■ Task directions
Find each line holding "date" and copy it out.

'''

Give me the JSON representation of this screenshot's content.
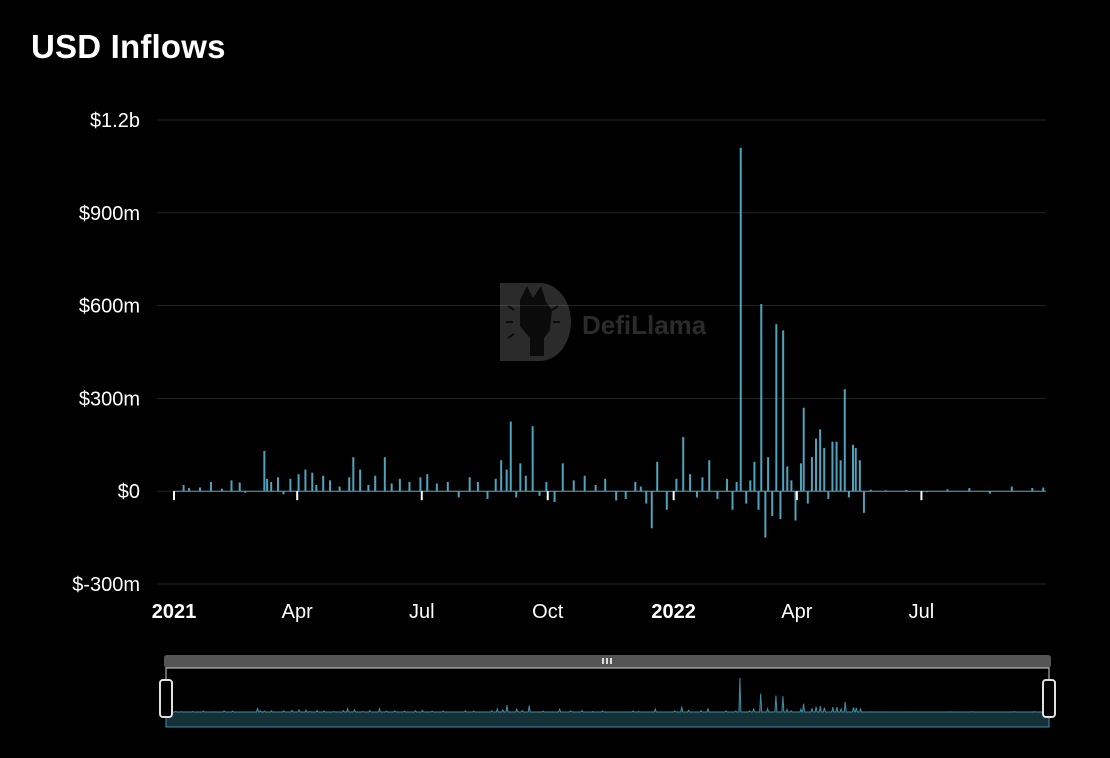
{
  "page": {
    "title": "USD Inflows",
    "watermark": "DefiLlama"
  },
  "colors": {
    "bar": "#4fa3bd",
    "grid": "#262626",
    "slider_track": "#555555",
    "slider_fill": "#163037"
  },
  "chart_data": {
    "type": "bar",
    "title": "USD Inflows",
    "x_range": [
      "2021-01-01",
      "2022-09-30"
    ],
    "ylim": [
      -300000000,
      1200000000
    ],
    "y_ticks": [
      {
        "value": 1200000000,
        "label": "$1.2b"
      },
      {
        "value": 900000000,
        "label": "$900m"
      },
      {
        "value": 600000000,
        "label": "$600m"
      },
      {
        "value": 300000000,
        "label": "$300m"
      },
      {
        "value": 0,
        "label": "$0"
      },
      {
        "value": -300000000,
        "label": "$-300m"
      }
    ],
    "x_ticks": [
      {
        "date": "2021-01-01",
        "label": "2021",
        "major": true
      },
      {
        "date": "2021-04-01",
        "label": "Apr",
        "major": false
      },
      {
        "date": "2021-07-01",
        "label": "Jul",
        "major": false
      },
      {
        "date": "2021-10-01",
        "label": "Oct",
        "major": false
      },
      {
        "date": "2022-01-01",
        "label": "2022",
        "major": true
      },
      {
        "date": "2022-04-01",
        "label": "Apr",
        "major": false
      },
      {
        "date": "2022-07-01",
        "label": "Jul",
        "major": false
      }
    ],
    "grid": true,
    "series": [
      {
        "x": [
          "2021-01-08",
          "2021-01-12",
          "2021-01-20",
          "2021-01-28",
          "2021-02-05",
          "2021-02-12",
          "2021-02-18",
          "2021-02-22",
          "2021-03-08",
          "2021-03-10",
          "2021-03-13",
          "2021-03-18",
          "2021-03-22",
          "2021-03-27",
          "2021-04-02",
          "2021-04-07",
          "2021-04-12",
          "2021-04-15",
          "2021-04-20",
          "2021-04-25",
          "2021-05-02",
          "2021-05-09",
          "2021-05-12",
          "2021-05-17",
          "2021-05-23",
          "2021-05-28",
          "2021-06-04",
          "2021-06-09",
          "2021-06-15",
          "2021-06-22",
          "2021-06-30",
          "2021-07-05",
          "2021-07-12",
          "2021-07-20",
          "2021-07-28",
          "2021-08-05",
          "2021-08-11",
          "2021-08-18",
          "2021-08-24",
          "2021-08-28",
          "2021-09-01",
          "2021-09-04",
          "2021-09-08",
          "2021-09-11",
          "2021-09-15",
          "2021-09-20",
          "2021-09-25",
          "2021-09-30",
          "2021-10-06",
          "2021-10-12",
          "2021-10-20",
          "2021-10-28",
          "2021-11-05",
          "2021-11-12",
          "2021-11-20",
          "2021-11-27",
          "2021-12-04",
          "2021-12-08",
          "2021-12-12",
          "2021-12-16",
          "2021-12-20",
          "2021-12-27",
          "2022-01-03",
          "2022-01-08",
          "2022-01-13",
          "2022-01-18",
          "2022-01-22",
          "2022-01-27",
          "2022-02-02",
          "2022-02-09",
          "2022-02-13",
          "2022-02-16",
          "2022-02-19",
          "2022-02-23",
          "2022-02-26",
          "2022-03-01",
          "2022-03-04",
          "2022-03-06",
          "2022-03-09",
          "2022-03-11",
          "2022-03-14",
          "2022-03-17",
          "2022-03-20",
          "2022-03-22",
          "2022-03-25",
          "2022-03-28",
          "2022-03-31",
          "2022-04-04",
          "2022-04-06",
          "2022-04-09",
          "2022-04-12",
          "2022-04-15",
          "2022-04-18",
          "2022-04-21",
          "2022-04-24",
          "2022-04-27",
          "2022-04-30",
          "2022-05-03",
          "2022-05-06",
          "2022-05-09",
          "2022-05-12",
          "2022-05-14",
          "2022-05-17",
          "2022-05-20",
          "2022-05-25",
          "2022-06-05",
          "2022-06-20",
          "2022-07-05",
          "2022-07-20",
          "2022-08-05",
          "2022-08-20",
          "2022-09-05",
          "2022-09-20",
          "2022-09-28"
        ],
        "values": [
          20000000,
          10000000,
          12000000,
          30000000,
          8000000,
          35000000,
          28000000,
          -5000000,
          130000000,
          40000000,
          30000000,
          45000000,
          -10000000,
          40000000,
          55000000,
          70000000,
          60000000,
          20000000,
          50000000,
          35000000,
          15000000,
          45000000,
          110000000,
          70000000,
          20000000,
          50000000,
          110000000,
          25000000,
          40000000,
          30000000,
          45000000,
          55000000,
          25000000,
          30000000,
          -20000000,
          45000000,
          30000000,
          -25000000,
          40000000,
          100000000,
          70000000,
          225000000,
          -20000000,
          90000000,
          50000000,
          210000000,
          -15000000,
          30000000,
          -35000000,
          90000000,
          35000000,
          50000000,
          20000000,
          40000000,
          -30000000,
          -25000000,
          30000000,
          15000000,
          -40000000,
          -120000000,
          95000000,
          -60000000,
          40000000,
          175000000,
          55000000,
          -20000000,
          45000000,
          100000000,
          -25000000,
          40000000,
          -60000000,
          30000000,
          1110000000,
          -40000000,
          35000000,
          95000000,
          -60000000,
          605000000,
          -150000000,
          110000000,
          -80000000,
          540000000,
          -90000000,
          520000000,
          80000000,
          35000000,
          -95000000,
          90000000,
          270000000,
          -40000000,
          110000000,
          170000000,
          200000000,
          140000000,
          -25000000,
          160000000,
          160000000,
          100000000,
          330000000,
          -20000000,
          150000000,
          140000000,
          100000000,
          -70000000,
          5000000,
          3000000,
          4000000,
          -3000000,
          6000000,
          10000000,
          -8000000,
          15000000,
          10000000,
          12000000
        ]
      }
    ]
  }
}
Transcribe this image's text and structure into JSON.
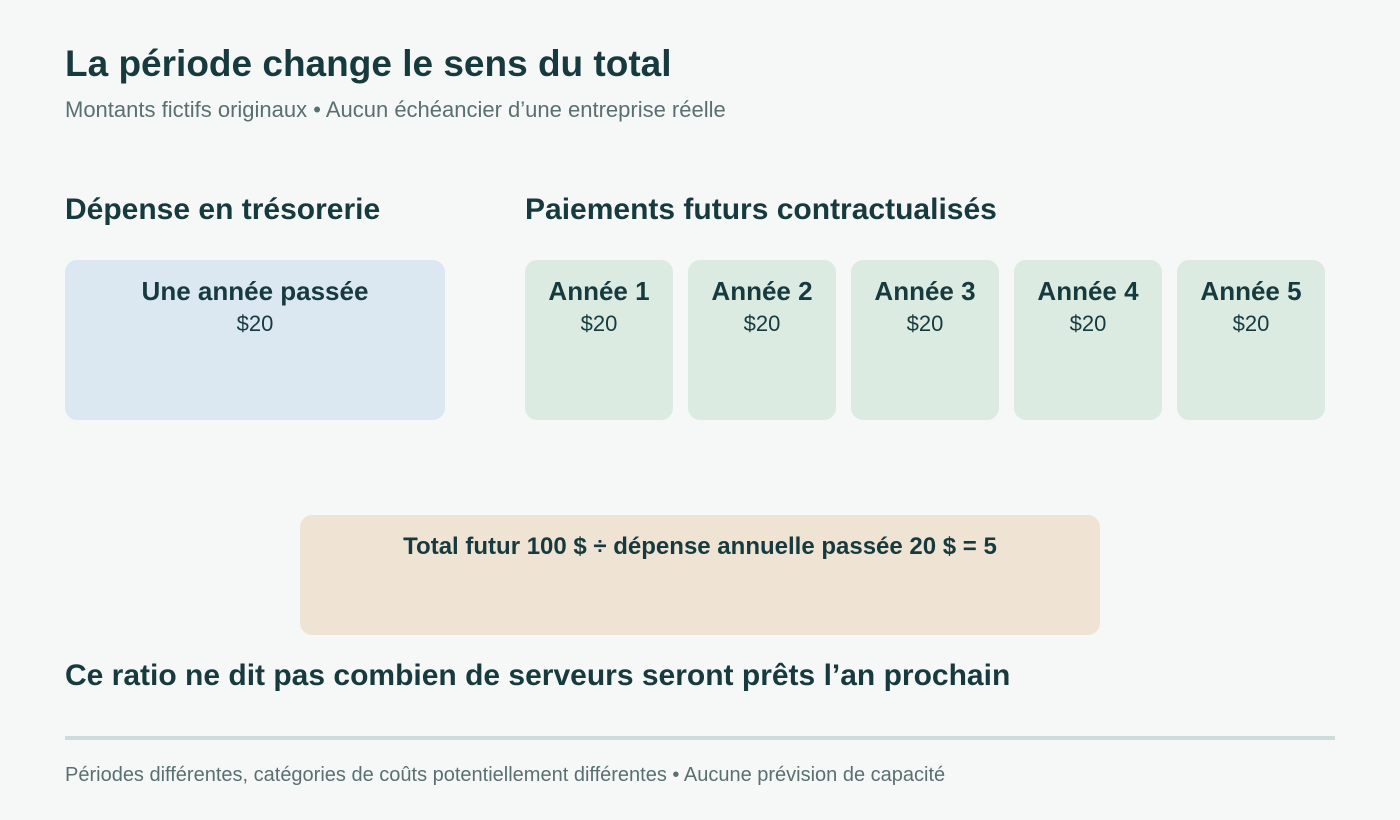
{
  "header": {
    "title": "La période change le sens du total",
    "subtitle": "Montants fictifs originaux • Aucun échéancier d’une entreprise réelle"
  },
  "cash_section": {
    "heading": "Dépense en trésorerie",
    "card": {
      "label": "Une année passée",
      "amount": "$20"
    }
  },
  "future_section": {
    "heading": "Paiements futurs contractualisés",
    "cards": [
      {
        "label": "Année 1",
        "amount": "$20"
      },
      {
        "label": "Année 2",
        "amount": "$20"
      },
      {
        "label": "Année 3",
        "amount": "$20"
      },
      {
        "label": "Année 4",
        "amount": "$20"
      },
      {
        "label": "Année 5",
        "amount": "$20"
      }
    ]
  },
  "formula": {
    "text": "Total futur 100 $ ÷ dépense annuelle passée 20 $ = 5"
  },
  "conclusion": "Ce ratio ne dit pas combien de serveurs seront prêts l’an prochain",
  "footnote": "Périodes différentes, catégories de coûts potentiellement différentes • Aucune prévision de capacité",
  "colors": {
    "text": "#173a3e",
    "muted": "#5a7070",
    "cash_card": "#dbe8f1",
    "future_card": "#dbebe2",
    "formula_box": "#efe3d3",
    "background": "#f6f8f7"
  }
}
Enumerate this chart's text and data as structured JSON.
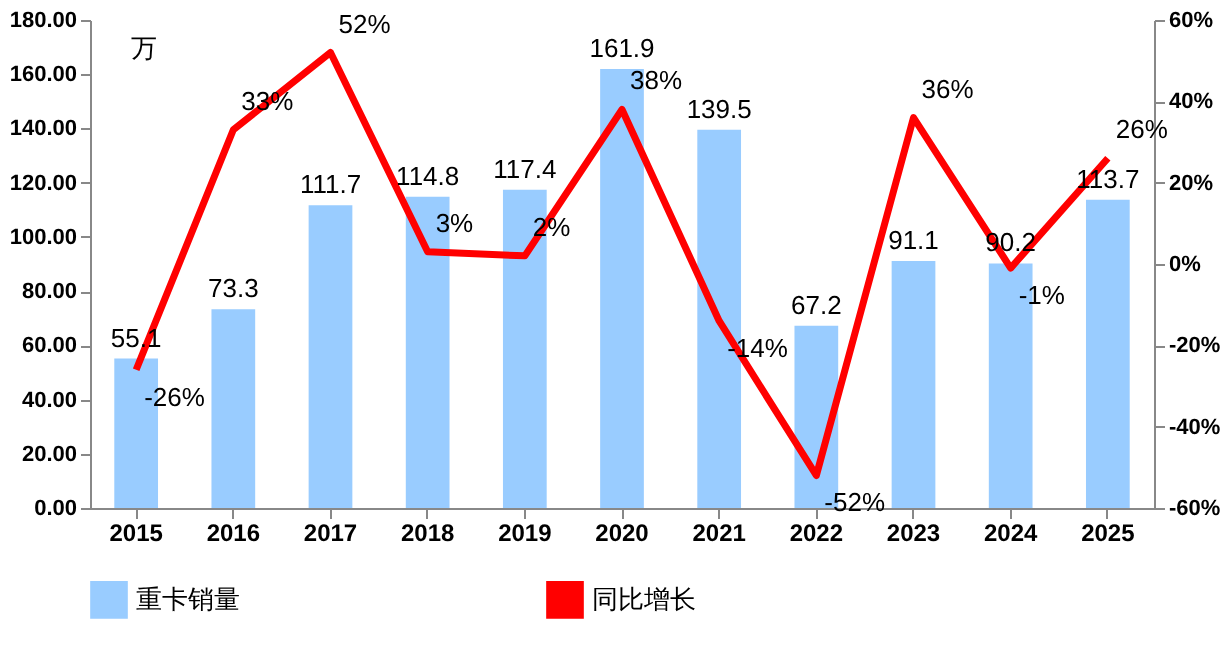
{
  "chart_data": {
    "type": "bar",
    "ylabel": "万",
    "categories": [
      "2015",
      "2016",
      "2017",
      "2018",
      "2019",
      "2020",
      "2021",
      "2022",
      "2023",
      "2024",
      "2025"
    ],
    "series": [
      {
        "name": "重卡销量",
        "color": "#99ccff",
        "values": [
          55.1,
          73.3,
          111.7,
          114.8,
          117.4,
          161.9,
          139.5,
          67.2,
          91.1,
          90.2,
          113.7
        ],
        "value_labels": [
          "55.1",
          "73.3",
          "111.7",
          "114.8",
          "117.4",
          "161.9",
          "139.5",
          "67.2",
          "91.1",
          "90.2",
          "113.7"
        ]
      },
      {
        "name": "同比增长",
        "type": "line",
        "axis": "y2",
        "color": "#ff0000",
        "values": [
          -26,
          33,
          52,
          3,
          2,
          38,
          -14,
          -52,
          36,
          -1,
          26
        ],
        "value_labels": [
          "-26%",
          "33%",
          "52%",
          "3%",
          "2%",
          "38%",
          "-14%",
          "-52%",
          "36%",
          "-1%",
          "26%"
        ]
      }
    ],
    "ylim": [
      0,
      180
    ],
    "yticks": [
      {
        "value": 0,
        "label": "0.00"
      },
      {
        "value": 20,
        "label": "20.00"
      },
      {
        "value": 40,
        "label": "40.00"
      },
      {
        "value": 60,
        "label": "60.00"
      },
      {
        "value": 80,
        "label": "80.00"
      },
      {
        "value": 100,
        "label": "100.00"
      },
      {
        "value": 120,
        "label": "120.00"
      },
      {
        "value": 140,
        "label": "140.00"
      },
      {
        "value": 160,
        "label": "160.00"
      },
      {
        "value": 180,
        "label": "180.00"
      }
    ],
    "y2lim": [
      -60,
      60
    ],
    "y2ticks": [
      {
        "value": -60,
        "label": "-60%"
      },
      {
        "value": -40,
        "label": "-40%"
      },
      {
        "value": -20,
        "label": "-20%"
      },
      {
        "value": 0,
        "label": "0%"
      },
      {
        "value": 20,
        "label": "20%"
      },
      {
        "value": 40,
        "label": "40%"
      },
      {
        "value": 60,
        "label": "60%"
      }
    ],
    "grid": false,
    "legend": "bottom"
  }
}
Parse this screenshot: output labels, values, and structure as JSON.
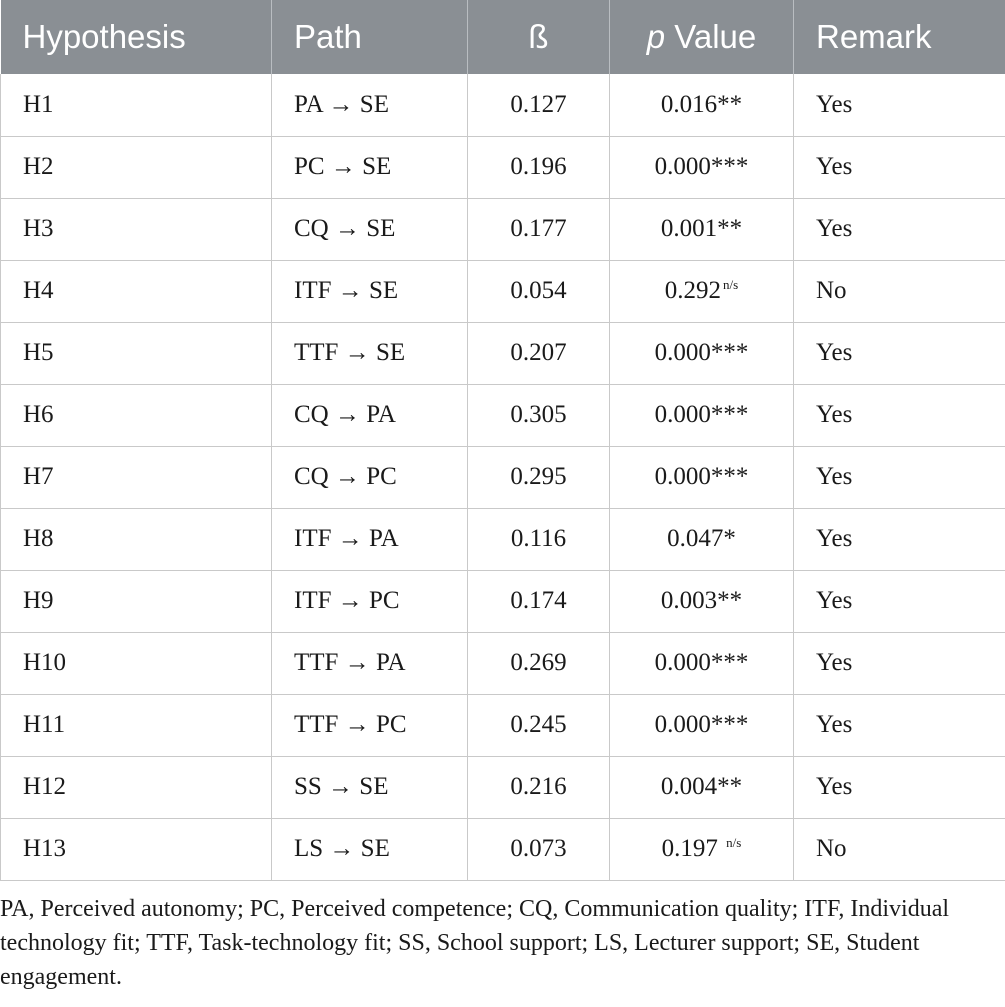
{
  "table": {
    "headers": {
      "hypothesis": "Hypothesis",
      "path": "Path",
      "beta": "ß",
      "p_italic": "p",
      "p_rest": " Value",
      "remark": "Remark"
    },
    "rows": [
      {
        "hypothesis": "H1",
        "path": "PA → SE",
        "beta": "0.127",
        "p": "0.016**",
        "p_sup": "",
        "remark": "Yes"
      },
      {
        "hypothesis": "H2",
        "path": "PC → SE",
        "beta": "0.196",
        "p": "0.000***",
        "p_sup": "",
        "remark": "Yes"
      },
      {
        "hypothesis": "H3",
        "path": "CQ → SE",
        "beta": "0.177",
        "p": "0.001**",
        "p_sup": "",
        "remark": "Yes"
      },
      {
        "hypothesis": "H4",
        "path": "ITF → SE",
        "beta": "0.054",
        "p": "0.292",
        "p_sup": "n/s",
        "remark": "No"
      },
      {
        "hypothesis": "H5",
        "path": "TTF → SE",
        "beta": "0.207",
        "p": "0.000***",
        "p_sup": "",
        "remark": "Yes"
      },
      {
        "hypothesis": "H6",
        "path": "CQ → PA",
        "beta": "0.305",
        "p": "0.000***",
        "p_sup": "",
        "remark": "Yes"
      },
      {
        "hypothesis": "H7",
        "path": "CQ → PC",
        "beta": "0.295",
        "p": "0.000***",
        "p_sup": "",
        "remark": "Yes"
      },
      {
        "hypothesis": "H8",
        "path": "ITF → PA",
        "beta": "0.116",
        "p": "0.047*",
        "p_sup": "",
        "remark": "Yes"
      },
      {
        "hypothesis": "H9",
        "path": "ITF → PC",
        "beta": "0.174",
        "p": "0.003**",
        "p_sup": "",
        "remark": "Yes"
      },
      {
        "hypothesis": "H10",
        "path": "TTF → PA",
        "beta": "0.269",
        "p": "0.000***",
        "p_sup": "",
        "remark": "Yes"
      },
      {
        "hypothesis": "H11",
        "path": "TTF → PC",
        "beta": "0.245",
        "p": "0.000***",
        "p_sup": "",
        "remark": "Yes"
      },
      {
        "hypothesis": "H12",
        "path": "SS → SE",
        "beta": "0.216",
        "p": "0.004**",
        "p_sup": "",
        "remark": "Yes"
      },
      {
        "hypothesis": "H13",
        "path": "LS → SE",
        "beta": "0.073",
        "p": "0.197 ",
        "p_sup": "n/s",
        "remark": "No"
      }
    ]
  },
  "footnote": "PA, Perceived autonomy; PC, Perceived competence; CQ, Communication quality; ITF, Individual technology fit; TTF, Task-technology fit; SS, School support; LS, Lecturer support; SE, Student engagement.",
  "colors": {
    "header_bg": "#8a8f94",
    "header_text": "#ffffff",
    "grid": "#c9c9c9"
  }
}
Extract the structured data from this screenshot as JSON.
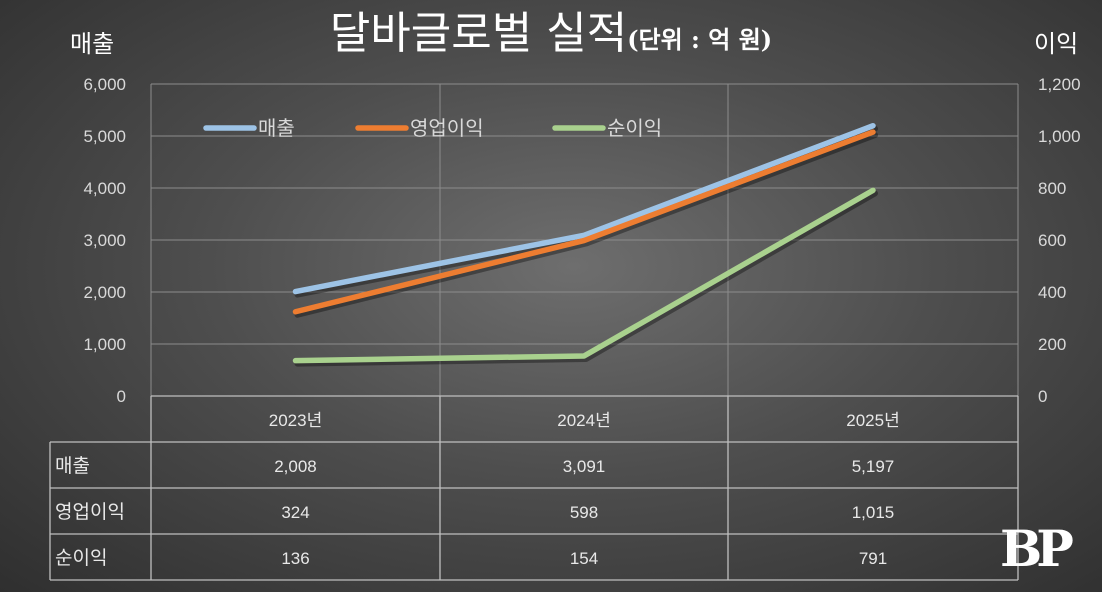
{
  "title": {
    "main": "달바글로벌 실적",
    "sub": "(단위 : 억 원)"
  },
  "left_axis_title": "매출",
  "right_axis_title": "이익",
  "logo_text": "BP",
  "chart_data": {
    "type": "line",
    "categories": [
      "2023년",
      "2024년",
      "2025년"
    ],
    "left_axis": {
      "ylim": [
        0,
        6000
      ],
      "ticks": [
        "0",
        "1,000",
        "2,000",
        "3,000",
        "4,000",
        "5,000",
        "6,000"
      ]
    },
    "right_axis": {
      "ylim": [
        0,
        1200
      ],
      "ticks": [
        "0",
        "200",
        "400",
        "600",
        "800",
        "1,000",
        "1,200"
      ]
    },
    "grid": true,
    "legend_position": "top-left",
    "series": [
      {
        "name": "매출",
        "axis": "left",
        "color": "#9dc3e6",
        "values": [
          2008,
          3091,
          5197
        ]
      },
      {
        "name": "영업이익",
        "axis": "right",
        "color": "#ed7d31",
        "values": [
          324,
          598,
          1015
        ]
      },
      {
        "name": "순이익",
        "axis": "right",
        "color": "#a9d18e",
        "values": [
          136,
          154,
          791
        ]
      }
    ],
    "table": {
      "rows": [
        {
          "label": "매출",
          "cells": [
            "2,008",
            "3,091",
            "5,197"
          ]
        },
        {
          "label": "영업이익",
          "cells": [
            "324",
            "598",
            "1,015"
          ]
        },
        {
          "label": "순이익",
          "cells": [
            "136",
            "154",
            "791"
          ]
        }
      ]
    }
  }
}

'''

■ Written solution
        "date": "2021-01-01",
        "date": "2021-04-01",
        "date": "2021-07-01",
        "date": "2021-10-01",
        "date": "2022-01-01",
        "date": "2022-04-01",
        "date": "2022-07-01",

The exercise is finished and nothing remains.